AIM OF THE EXERCISE: Repeat each entry in full, exactly.

MATERIAL:
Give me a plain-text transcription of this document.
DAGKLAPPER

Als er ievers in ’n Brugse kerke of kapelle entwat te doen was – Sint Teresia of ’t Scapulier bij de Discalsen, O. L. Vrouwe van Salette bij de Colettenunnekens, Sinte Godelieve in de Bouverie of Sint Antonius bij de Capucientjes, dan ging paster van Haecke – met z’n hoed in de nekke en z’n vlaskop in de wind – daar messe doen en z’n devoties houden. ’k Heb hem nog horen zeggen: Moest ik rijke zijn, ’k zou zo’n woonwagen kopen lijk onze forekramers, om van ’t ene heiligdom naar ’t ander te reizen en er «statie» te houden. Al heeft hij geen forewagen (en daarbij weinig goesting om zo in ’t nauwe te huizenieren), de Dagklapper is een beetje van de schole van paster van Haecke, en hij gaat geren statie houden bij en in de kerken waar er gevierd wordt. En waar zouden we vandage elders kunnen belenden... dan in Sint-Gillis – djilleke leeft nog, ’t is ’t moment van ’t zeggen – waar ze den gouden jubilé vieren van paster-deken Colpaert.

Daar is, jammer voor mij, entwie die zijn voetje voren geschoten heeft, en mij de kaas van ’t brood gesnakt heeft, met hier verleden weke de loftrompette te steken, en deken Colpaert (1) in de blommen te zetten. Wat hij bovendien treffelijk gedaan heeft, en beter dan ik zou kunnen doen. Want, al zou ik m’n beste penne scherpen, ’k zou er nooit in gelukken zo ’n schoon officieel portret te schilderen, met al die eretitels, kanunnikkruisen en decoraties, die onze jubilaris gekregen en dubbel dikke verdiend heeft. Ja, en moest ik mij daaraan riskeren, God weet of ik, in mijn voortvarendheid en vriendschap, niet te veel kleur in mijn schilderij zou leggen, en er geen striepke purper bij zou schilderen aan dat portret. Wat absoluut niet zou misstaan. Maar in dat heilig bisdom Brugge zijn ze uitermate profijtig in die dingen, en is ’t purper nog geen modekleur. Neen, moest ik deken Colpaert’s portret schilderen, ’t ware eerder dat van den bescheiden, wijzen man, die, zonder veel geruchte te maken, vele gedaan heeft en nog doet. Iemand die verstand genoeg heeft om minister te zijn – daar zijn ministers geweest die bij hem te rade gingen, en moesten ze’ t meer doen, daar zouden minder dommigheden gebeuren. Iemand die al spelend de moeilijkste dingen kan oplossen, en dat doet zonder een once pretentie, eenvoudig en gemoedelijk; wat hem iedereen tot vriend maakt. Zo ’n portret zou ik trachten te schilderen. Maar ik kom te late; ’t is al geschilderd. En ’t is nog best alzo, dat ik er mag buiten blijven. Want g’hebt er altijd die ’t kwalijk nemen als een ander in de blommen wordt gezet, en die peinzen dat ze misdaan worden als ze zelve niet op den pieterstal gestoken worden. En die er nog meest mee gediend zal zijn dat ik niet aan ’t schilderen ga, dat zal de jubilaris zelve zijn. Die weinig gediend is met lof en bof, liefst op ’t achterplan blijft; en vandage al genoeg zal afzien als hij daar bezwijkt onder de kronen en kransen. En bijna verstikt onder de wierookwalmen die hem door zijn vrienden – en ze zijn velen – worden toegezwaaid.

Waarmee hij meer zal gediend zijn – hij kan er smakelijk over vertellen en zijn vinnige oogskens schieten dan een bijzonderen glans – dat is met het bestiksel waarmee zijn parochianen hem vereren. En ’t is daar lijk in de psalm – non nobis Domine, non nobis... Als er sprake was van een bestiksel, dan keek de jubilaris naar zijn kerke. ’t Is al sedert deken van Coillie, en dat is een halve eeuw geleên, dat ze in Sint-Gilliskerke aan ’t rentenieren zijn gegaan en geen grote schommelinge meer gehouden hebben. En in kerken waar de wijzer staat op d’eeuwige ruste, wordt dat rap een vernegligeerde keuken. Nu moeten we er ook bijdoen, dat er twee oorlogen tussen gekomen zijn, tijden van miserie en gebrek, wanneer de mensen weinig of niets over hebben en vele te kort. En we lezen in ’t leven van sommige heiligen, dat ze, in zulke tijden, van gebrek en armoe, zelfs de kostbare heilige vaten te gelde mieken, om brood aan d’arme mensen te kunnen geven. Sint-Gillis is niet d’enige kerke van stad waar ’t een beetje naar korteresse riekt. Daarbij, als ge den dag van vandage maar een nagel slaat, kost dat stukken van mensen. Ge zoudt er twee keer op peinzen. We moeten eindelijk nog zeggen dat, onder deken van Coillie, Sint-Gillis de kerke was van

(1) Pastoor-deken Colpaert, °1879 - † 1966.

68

EXERCISE RESPONSE:
Give me a plain-text transcription of this document.
DAGKLAPPER

Als er ievers in ’n Brugse kerke of kapelle entwat te doen was – Sint Teresia of ’t Scapulier bij de Discalsen, O. L. Vrouwe van Salette bij de Colettenunnekens, Sinte Godelieve in de Bouverie of Sint Antonius bij de Capucientjes, dan ging paster van Haecke – met z’n hoed in de nekke en z’n vlaskop in de wind – daar messe doen en z’n devoties houden. ’k Heb hem nog horen zeggen: Moest ik rijke zijn, ’k zou zo’n woonwagen kopen lijk onze forekramers, om van ’t ene heiligdom naar ’t ander te reizen en er «statie» te houden. Al heeft hij geen forewagen (en daarbij weinig goesting om zo in ’t nauwe te huizenieren), de Dagklapper is een beetje van de schole van paster van Haecke, en hij gaat geren statie houden bij en in de kerken waar er gevierd wordt. En waar zouden we vandage elders kunnen belenden... dan in Sint-Gillis – djilleke leeft nog, ’t is ’t moment van ’t zeggen – waar ze den gouden jubilé vieren van paster-deken Colpaert.

Daar is, jammer voor mij, entwie die zijn voetje voren geschoten heeft, en mij de kaas van ’t brood gesnakt heeft, met hier verleden weke de loftrompette te steken, en deken Colpaert (1) in de blommen te zetten. Wat hij bovendien treffelijk gedaan heeft, en beter dan ik zou kunnen doen. Want, al zou ik m’n beste penne scherpen, ’k zou er nooit in gelukken zo ’n schoon officieel portret te schilderen, met al die eretitels, kanunnikkruisen en decoraties, die onze jubilaris gekregen en dubbel dikke verdiend heeft. Ja, en moest ik mij daaraan riskeren, God weet of ik, in mijn voortvarendheid en vriendschap, niet te veel kleur in mijn schilderij zou leggen, en er geen striepke purper bij zou schilderen aan dat portret. Wat absoluut niet zou misstaan. Maar in dat heilig bisdom Brugge zijn ze uitermate profijtig in die dingen, en is ’t purper nog geen modekleur. Neen, moest ik deken Colpaert’s portret schilderen, ’t ware eerder dat van den bescheiden, wijzen man, die, zonder veel geruchte te maken, vele gedaan heeft en nog doet. Iemand die verstand genoeg heeft om minister te zijn – daar zijn ministers geweest die bij hem te rade gingen, en moesten ze’ t meer doen, daar zouden minder dommigheden gebeuren. Iemand die al spelend de moeilijkste dingen kan oplossen, en dat doet zonder een once pretentie, eenvoudig en gemoedelijk; wat hem iedereen tot vriend maakt. Zo ’n portret zou ik trachten te schilderen. Maar ik kom te late; ’t is al geschilderd. En ’t is nog best alzo, dat ik er mag buiten blijven. Want g’hebt er altijd die ’t kwalijk nemen als een ander in de blommen wordt gezet, en die peinzen dat ze misdaan worden als ze zelve niet op den pieterstal gestoken worden. En die er nog meest mee gediend zal zijn dat ik niet aan ’t schilderen ga, dat zal de jubilaris zelve zijn. Die weinig gediend is met lof en bof, liefst op ’t achterplan blijft; en vandage al genoeg zal afzien als hij daar bezwijkt onder de kronen en kransen. En bijna verstikt onder de wierookwalmen die hem door zijn vrienden – en ze zijn velen – worden toegezwaaid.

Waarmee hij meer zal gediend zijn – hij kan er smakelijk over vertellen en zijn vinnige oogskens schieten dan een bijzonderen glans – dat is met het bestiksel waarmee zijn parochianen hem vereren. En ’t is daar lijk in de psalm – non nobis Domine, non nobis... Als er sprake was van een bestiksel, dan keek de jubilaris naar zijn kerke. ’t Is al sedert deken van Coillie, en dat is een halve eeuw geleên, dat ze in Sint-Gilliskerke aan ’t rentenieren zijn gegaan en geen grote schommelinge meer gehouden hebben. En in kerken waar de wijzer staat op d’eeuwige ruste, wordt dat rap een vernegligeerde keuken. Nu moeten we er ook bijdoen, dat er twee oorlogen tussen gekomen zijn, tijden van miserie en gebrek, wanneer de mensen weinig of niets over hebben en vele te kort. En we lezen in ’t leven van sommige heiligen, dat ze, in zulke tijden, van gebrek en armoe, zelfs de kostbare heilige vaten te gelde mieken, om brood aan d’arme mensen te kunnen geven. Sint-Gillis is niet d’enige kerke van stad waar ’t een beetje naar korteresse riekt. Daarbij, als ge den dag van vandage maar een nagel slaat, kost dat stukken van mensen. Ge zoudt er twee keer op peinzen. We moeten eindelijk nog zeggen dat, onder deken van Coillie, Sint-Gillis de kerke was van

(1) Pastoor-deken Colpaert, °1879 - † 1966.

68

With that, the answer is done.